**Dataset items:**
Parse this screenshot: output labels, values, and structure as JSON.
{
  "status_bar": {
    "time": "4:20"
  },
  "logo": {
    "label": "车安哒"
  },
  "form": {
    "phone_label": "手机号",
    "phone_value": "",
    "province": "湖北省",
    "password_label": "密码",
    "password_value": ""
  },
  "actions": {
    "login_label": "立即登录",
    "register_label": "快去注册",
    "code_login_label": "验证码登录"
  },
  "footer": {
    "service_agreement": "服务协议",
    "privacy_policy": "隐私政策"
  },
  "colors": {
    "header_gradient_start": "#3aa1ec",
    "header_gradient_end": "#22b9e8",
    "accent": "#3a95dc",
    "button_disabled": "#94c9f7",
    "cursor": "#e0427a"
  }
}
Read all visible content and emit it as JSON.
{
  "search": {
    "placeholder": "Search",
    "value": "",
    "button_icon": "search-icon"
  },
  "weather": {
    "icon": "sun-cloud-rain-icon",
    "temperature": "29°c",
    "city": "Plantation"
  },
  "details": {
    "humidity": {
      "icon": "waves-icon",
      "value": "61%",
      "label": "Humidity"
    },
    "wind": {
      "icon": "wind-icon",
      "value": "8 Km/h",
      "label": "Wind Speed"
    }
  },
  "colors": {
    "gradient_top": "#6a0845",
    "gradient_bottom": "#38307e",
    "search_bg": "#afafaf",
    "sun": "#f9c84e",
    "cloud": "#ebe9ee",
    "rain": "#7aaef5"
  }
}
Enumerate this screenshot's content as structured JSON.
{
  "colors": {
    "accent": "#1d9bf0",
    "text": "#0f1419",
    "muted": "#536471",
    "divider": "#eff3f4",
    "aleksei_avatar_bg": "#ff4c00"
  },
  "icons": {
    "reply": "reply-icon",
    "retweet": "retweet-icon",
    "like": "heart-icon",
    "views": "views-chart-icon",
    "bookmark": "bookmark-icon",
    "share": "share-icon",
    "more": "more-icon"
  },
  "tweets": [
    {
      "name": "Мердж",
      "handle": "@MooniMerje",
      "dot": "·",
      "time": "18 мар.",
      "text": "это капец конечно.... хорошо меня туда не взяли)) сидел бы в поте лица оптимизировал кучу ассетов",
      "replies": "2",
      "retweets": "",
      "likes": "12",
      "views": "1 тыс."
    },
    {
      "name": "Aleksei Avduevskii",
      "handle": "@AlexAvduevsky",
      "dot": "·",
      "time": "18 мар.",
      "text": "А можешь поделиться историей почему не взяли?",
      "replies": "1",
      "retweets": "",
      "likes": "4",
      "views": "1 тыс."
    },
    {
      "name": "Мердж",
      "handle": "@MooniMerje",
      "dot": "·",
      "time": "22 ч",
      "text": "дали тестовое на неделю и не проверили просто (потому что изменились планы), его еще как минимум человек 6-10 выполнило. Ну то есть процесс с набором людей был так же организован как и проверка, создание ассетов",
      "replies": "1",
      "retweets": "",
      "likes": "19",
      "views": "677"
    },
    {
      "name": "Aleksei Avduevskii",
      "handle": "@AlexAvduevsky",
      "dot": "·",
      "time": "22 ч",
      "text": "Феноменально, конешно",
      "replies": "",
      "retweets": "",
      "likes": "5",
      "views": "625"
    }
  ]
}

**Aim of the task:** Write the entire listing out again, word for word.

**Response for this exercise:**
Parse this screenshot: output labels, values, and structure as JSON.
{
  "status_bar": {
    "time": "4:20"
  },
  "logo": {
    "label": "车安哒"
  },
  "form": {
    "phone_label": "手机号",
    "phone_value": "",
    "province": "湖北省",
    "password_label": "密码",
    "password_value": ""
  },
  "actions": {
    "login_label": "立即登录",
    "register_label": "快去注册",
    "code_login_label": "验证码登录"
  },
  "footer": {
    "service_agreement": "服务协议",
    "privacy_policy": "隐私政策"
  },
  "colors": {
    "header_gradient_start": "#3aa1ec",
    "header_gradient_end": "#22b9e8",
    "accent": "#3a95dc",
    "button_disabled": "#94c9f7",
    "cursor": "#e0427a"
  }
}
Read all visible content and emit it as JSON.
{
  "search": {
    "placeholder": "Search",
    "value": "",
    "button_icon": "search-icon"
  },
  "weather": {
    "icon": "sun-cloud-rain-icon",
    "temperature": "29°c",
    "city": "Plantation"
  },
  "details": {
    "humidity": {
      "icon": "waves-icon",
      "value": "61%",
      "label": "Humidity"
    },
    "wind": {
      "icon": "wind-icon",
      "value": "8 Km/h",
      "label": "Wind Speed"
    }
  },
  "colors": {
    "gradient_top": "#6a0845",
    "gradient_bottom": "#38307e",
    "search_bg": "#afafaf",
    "sun": "#f9c84e",
    "cloud": "#ebe9ee",
    "rain": "#7aaef5"
  }
}
Enumerate this screenshot's content as structured JSON.
{
  "colors": {
    "accent": "#1d9bf0",
    "text": "#0f1419",
    "muted": "#536471",
    "divider": "#eff3f4",
    "aleksei_avatar_bg": "#ff4c00"
  },
  "icons": {
    "reply": "reply-icon",
    "retweet": "retweet-icon",
    "like": "heart-icon",
    "views": "views-chart-icon",
    "bookmark": "bookmark-icon",
    "share": "share-icon",
    "more": "more-icon"
  },
  "tweets": [
    {
      "name": "Мердж",
      "handle": "@MooniMerje",
      "dot": "·",
      "time": "18 мар.",
      "text": "это капец конечно.... хорошо меня туда не взяли)) сидел бы в поте лица оптимизировал кучу ассетов",
      "replies": "2",
      "retweets": "",
      "likes": "12",
      "views": "1 тыс."
    },
    {
      "name": "Aleksei Avduevskii",
      "handle": "@AlexAvduevsky",
      "dot": "·",
      "time": "18 мар.",
      "text": "А можешь поделиться историей почему не взяли?",
      "replies": "1",
      "retweets": "",
      "likes": "4",
      "views": "1 тыс."
    },
    {
      "name": "Мердж",
      "handle": "@MooniMerje",
      "dot": "·",
      "time": "22 ч",
      "text": "дали тестовое на неделю и не проверили просто (потому что изменились планы), его еще как минимум человек 6-10 выполнило. Ну то есть процесс с набором людей был так же организован как и проверка, создание ассетов",
      "replies": "1",
      "retweets": "",
      "likes": "19",
      "views": "677"
    },
    {
      "name": "Aleksei Avduevskii",
      "handle": "@AlexAvduevsky",
      "dot": "·",
      "time": "22 ч",
      "text": "Феноменально, конешно",
      "replies": "",
      "retweets": "",
      "likes": "5",
      "views": "625"
    }
  ]
}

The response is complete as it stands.